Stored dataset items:
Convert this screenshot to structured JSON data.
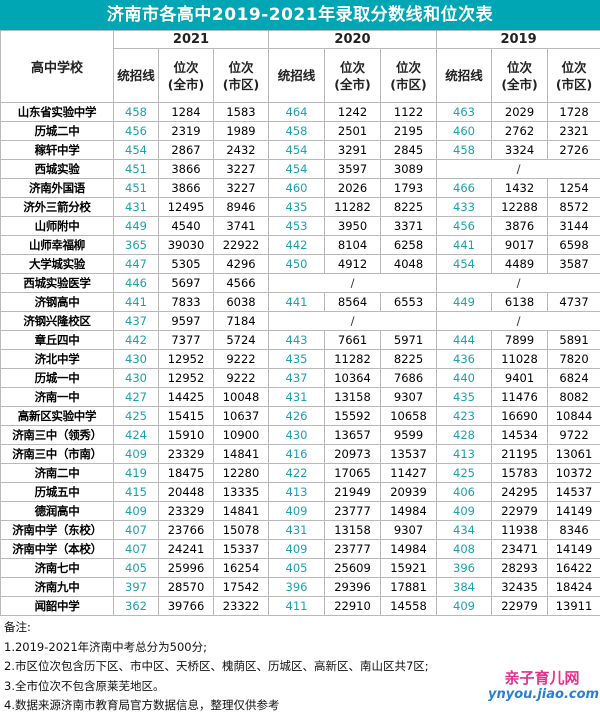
{
  "title": "济南市各高中2019-2021年录取分数线和位次表",
  "header": {
    "school_label": "高中学校",
    "years": [
      "2021",
      "2020",
      "2019"
    ],
    "score_label": "统招线",
    "rank_city_label": "位次\n(全市)",
    "rank_district_label": "位次\n(市区)"
  },
  "rows": [
    {
      "school": "山东省实验中学",
      "y2021": [
        "458",
        "1284",
        "1583"
      ],
      "y2020": [
        "464",
        "1242",
        "1122"
      ],
      "y2019": [
        "463",
        "2029",
        "1728"
      ]
    },
    {
      "school": "历城二中",
      "y2021": [
        "456",
        "2319",
        "1989"
      ],
      "y2020": [
        "458",
        "2501",
        "2195"
      ],
      "y2019": [
        "460",
        "2762",
        "2321"
      ]
    },
    {
      "school": "稼轩中学",
      "y2021": [
        "454",
        "2867",
        "2432"
      ],
      "y2020": [
        "454",
        "3291",
        "2845"
      ],
      "y2019": [
        "458",
        "3324",
        "2726"
      ]
    },
    {
      "school": "西城实验",
      "y2021": [
        "451",
        "3866",
        "3227"
      ],
      "y2020": [
        "454",
        "3597",
        "3089"
      ],
      "y2019": null
    },
    {
      "school": "济南外国语",
      "y2021": [
        "451",
        "3866",
        "3227"
      ],
      "y2020": [
        "460",
        "2026",
        "1793"
      ],
      "y2019": [
        "466",
        "1432",
        "1254"
      ]
    },
    {
      "school": "济外三箭分校",
      "y2021": [
        "431",
        "12495",
        "8946"
      ],
      "y2020": [
        "435",
        "11282",
        "8225"
      ],
      "y2019": [
        "433",
        "12288",
        "8572"
      ]
    },
    {
      "school": "山师附中",
      "y2021": [
        "449",
        "4540",
        "3741"
      ],
      "y2020": [
        "453",
        "3950",
        "3371"
      ],
      "y2019": [
        "456",
        "3876",
        "3144"
      ]
    },
    {
      "school": "山师幸福柳",
      "y2021": [
        "365",
        "39030",
        "22922"
      ],
      "y2020": [
        "442",
        "8104",
        "6258"
      ],
      "y2019": [
        "441",
        "9017",
        "6598"
      ]
    },
    {
      "school": "大学城实验",
      "y2021": [
        "447",
        "5305",
        "4296"
      ],
      "y2020": [
        "450",
        "4912",
        "4048"
      ],
      "y2019": [
        "454",
        "4489",
        "3587"
      ]
    },
    {
      "school": "西城实验医学",
      "y2021": [
        "446",
        "5697",
        "4566"
      ],
      "y2020": null,
      "y2019": null
    },
    {
      "school": "济钢高中",
      "y2021": [
        "441",
        "7833",
        "6038"
      ],
      "y2020": [
        "441",
        "8564",
        "6553"
      ],
      "y2019": [
        "449",
        "6138",
        "4737"
      ]
    },
    {
      "school": "济钢兴隆校区",
      "y2021": [
        "437",
        "9597",
        "7184"
      ],
      "y2020": null,
      "y2019": null
    },
    {
      "school": "章丘四中",
      "y2021": [
        "442",
        "7377",
        "5724"
      ],
      "y2020": [
        "443",
        "7661",
        "5971"
      ],
      "y2019": [
        "444",
        "7899",
        "5891"
      ]
    },
    {
      "school": "济北中学",
      "y2021": [
        "430",
        "12952",
        "9222"
      ],
      "y2020": [
        "435",
        "11282",
        "8225"
      ],
      "y2019": [
        "436",
        "11028",
        "7820"
      ]
    },
    {
      "school": "历城一中",
      "y2021": [
        "430",
        "12952",
        "9222"
      ],
      "y2020": [
        "437",
        "10364",
        "7686"
      ],
      "y2019": [
        "440",
        "9401",
        "6824"
      ]
    },
    {
      "school": "济南一中",
      "y2021": [
        "427",
        "14425",
        "10048"
      ],
      "y2020": [
        "431",
        "13158",
        "9307"
      ],
      "y2019": [
        "435",
        "11476",
        "8082"
      ]
    },
    {
      "school": "高新区实验中学",
      "y2021": [
        "425",
        "15415",
        "10637"
      ],
      "y2020": [
        "426",
        "15592",
        "10658"
      ],
      "y2019": [
        "423",
        "16690",
        "10844"
      ]
    },
    {
      "school": "济南三中（领秀）",
      "y2021": [
        "424",
        "15910",
        "10900"
      ],
      "y2020": [
        "430",
        "13657",
        "9599"
      ],
      "y2019": [
        "428",
        "14534",
        "9722"
      ]
    },
    {
      "school": "济南三中（市南）",
      "y2021": [
        "409",
        "23329",
        "14841"
      ],
      "y2020": [
        "416",
        "20973",
        "13537"
      ],
      "y2019": [
        "413",
        "21195",
        "13061"
      ]
    },
    {
      "school": "济南二中",
      "y2021": [
        "419",
        "18475",
        "12280"
      ],
      "y2020": [
        "422",
        "17065",
        "11427"
      ],
      "y2019": [
        "425",
        "15783",
        "10372"
      ]
    },
    {
      "school": "历城五中",
      "y2021": [
        "415",
        "20448",
        "13335"
      ],
      "y2020": [
        "413",
        "21949",
        "20939"
      ],
      "y2019": [
        "406",
        "24295",
        "14537"
      ]
    },
    {
      "school": "德润高中",
      "y2021": [
        "409",
        "23329",
        "14841"
      ],
      "y2020": [
        "409",
        "23777",
        "14984"
      ],
      "y2019": [
        "409",
        "22979",
        "14149"
      ]
    },
    {
      "school": "济南中学（东校）",
      "y2021": [
        "407",
        "23766",
        "15078"
      ],
      "y2020": [
        "431",
        "13158",
        "9307"
      ],
      "y2019": [
        "434",
        "11938",
        "8346"
      ]
    },
    {
      "school": "济南中学（本校）",
      "y2021": [
        "407",
        "24241",
        "15337"
      ],
      "y2020": [
        "409",
        "23777",
        "14984"
      ],
      "y2019": [
        "408",
        "23471",
        "14149"
      ]
    },
    {
      "school": "济南七中",
      "y2021": [
        "405",
        "25996",
        "16254"
      ],
      "y2020": [
        "405",
        "25609",
        "15921"
      ],
      "y2019": [
        "396",
        "28293",
        "16422"
      ]
    },
    {
      "school": "济南九中",
      "y2021": [
        "397",
        "28570",
        "17542"
      ],
      "y2020": [
        "396",
        "29396",
        "17881"
      ],
      "y2019": [
        "384",
        "32435",
        "18424"
      ]
    },
    {
      "school": "闻韶中学",
      "y2021": [
        "362",
        "39766",
        "23322"
      ],
      "y2020": [
        "411",
        "22910",
        "14558"
      ],
      "y2019": [
        "409",
        "22979",
        "13911"
      ]
    }
  ],
  "missing_mark": "/",
  "notes": [
    "备注:",
    "1.2019-2021年济南中考总分为500分;",
    "2.市区位次包含历下区、市中区、天桥区、槐荫区、历城区、高新区、南山区共7区;",
    "3.全市位次不包含原莱芜地区。",
    "4.数据来源济南市教育局官方数据信息，整理仅供参考"
  ],
  "watermark": {
    "line1": "亲子育儿网",
    "line2": "ynyou.jiao.com"
  },
  "colors": {
    "title_bg": "#00a6b3",
    "score": "#1aa3ad",
    "watermark_pink": "#e6308a",
    "watermark_blue": "#2a7fd4"
  }
}
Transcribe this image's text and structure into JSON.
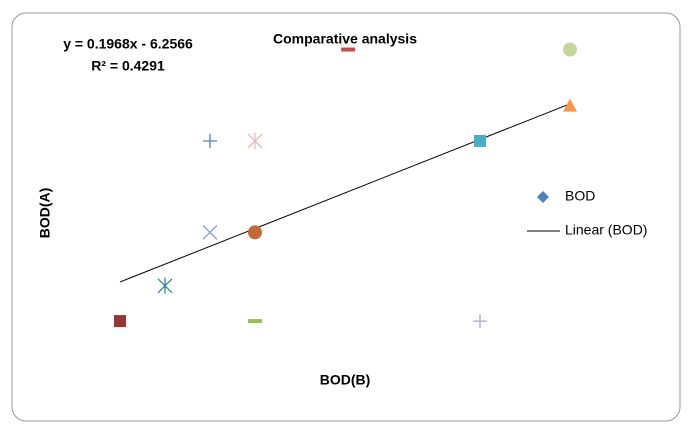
{
  "chart_data": {
    "type": "scatter",
    "title": "Comparative analysis",
    "x_label": "BOD(B)",
    "y_label": "BOD(A)",
    "series": [
      {
        "name": "BOD",
        "color": "#4f81bd",
        "x": [
          100,
          110,
          120,
          130,
          120,
          130,
          130,
          150.7,
          180,
          180,
          200,
          200
        ],
        "values": [
          9.1,
          13.0,
          29.0,
          29.0,
          18.9,
          18.9,
          9.1,
          39.1,
          29.0,
          9.1,
          39.1,
          32.9
        ],
        "point_colors": [
          "#953735",
          "#31859c",
          "#4f81bd",
          "#e6b9b8",
          "#8e9fd6",
          "#c0693a",
          "#9bbb59",
          "#c0504d",
          "#4bacc6",
          "#b3a2c7",
          "#c3d69b",
          "#f79646"
        ],
        "markers": [
          "square",
          "star",
          "plus",
          "star",
          "x",
          "circle",
          "dash",
          "dash",
          "square",
          "plus",
          "circle",
          "triangle"
        ]
      }
    ],
    "trendline": {
      "name": "Linear (BOD)",
      "slope": 0.1968,
      "intercept": -6.2566,
      "color": "#000000",
      "equation_label": "y = 0.1968x - 6.2566",
      "r2_label": "R² = 0.4291"
    },
    "xlim": [
      85,
      215
    ],
    "ylim": [
      5,
      42
    ],
    "legend": "right"
  }
}
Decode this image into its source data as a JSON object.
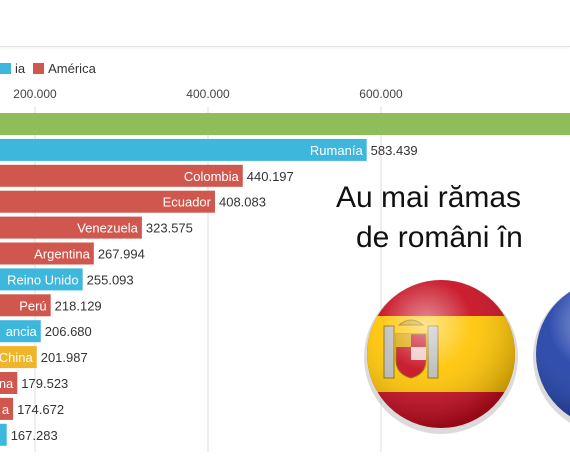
{
  "legend": [
    {
      "label": "ia",
      "color": "#3eb7dd"
    },
    {
      "label": "América",
      "color": "#d0574d"
    }
  ],
  "colors": {
    "europe": "#3eb7dd",
    "america": "#d0574d",
    "asia": "#f0b429",
    "top": "#8fbd5a"
  },
  "overlay": {
    "line1": "Au mai rămas",
    "line2": "de români în"
  },
  "chart_data": {
    "type": "bar",
    "orientation": "horizontal",
    "xlim": [
      165000,
      700000
    ],
    "ticks": [
      "200.000",
      "400.000",
      "600.000"
    ],
    "tick_values": [
      200000,
      400000,
      600000
    ],
    "bars": [
      {
        "label": "",
        "value": null,
        "value_label": "",
        "group": "top"
      },
      {
        "label": "Rumanía",
        "value": 583439,
        "value_label": "583.439",
        "group": "europe"
      },
      {
        "label": "Colombia",
        "value": 440197,
        "value_label": "440.197",
        "group": "america"
      },
      {
        "label": "Ecuador",
        "value": 408083,
        "value_label": "408.083",
        "group": "america"
      },
      {
        "label": "Venezuela",
        "value": 323575,
        "value_label": "323.575",
        "group": "america"
      },
      {
        "label": "Argentina",
        "value": 267994,
        "value_label": "267.994",
        "group": "america"
      },
      {
        "label": "Reino Unido",
        "value": 255093,
        "value_label": "255.093",
        "group": "europe"
      },
      {
        "label": "Perú",
        "value": 218129,
        "value_label": "218.129",
        "group": "america"
      },
      {
        "label": "ancia",
        "value": 206680,
        "value_label": "206.680",
        "group": "europe"
      },
      {
        "label": "China",
        "value": 201987,
        "value_label": "201.987",
        "group": "asia"
      },
      {
        "label": "na",
        "value": 179523,
        "value_label": "179.523",
        "group": "america"
      },
      {
        "label": "a",
        "value": 174672,
        "value_label": "174.672",
        "group": "america"
      },
      {
        "label": "",
        "value": 167283,
        "value_label": "167.283",
        "group": "europe"
      }
    ]
  }
}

**Directions:** Find every line in the entries that includes the word "image", then state how many there are and nothing else.

**Output for this task:** 2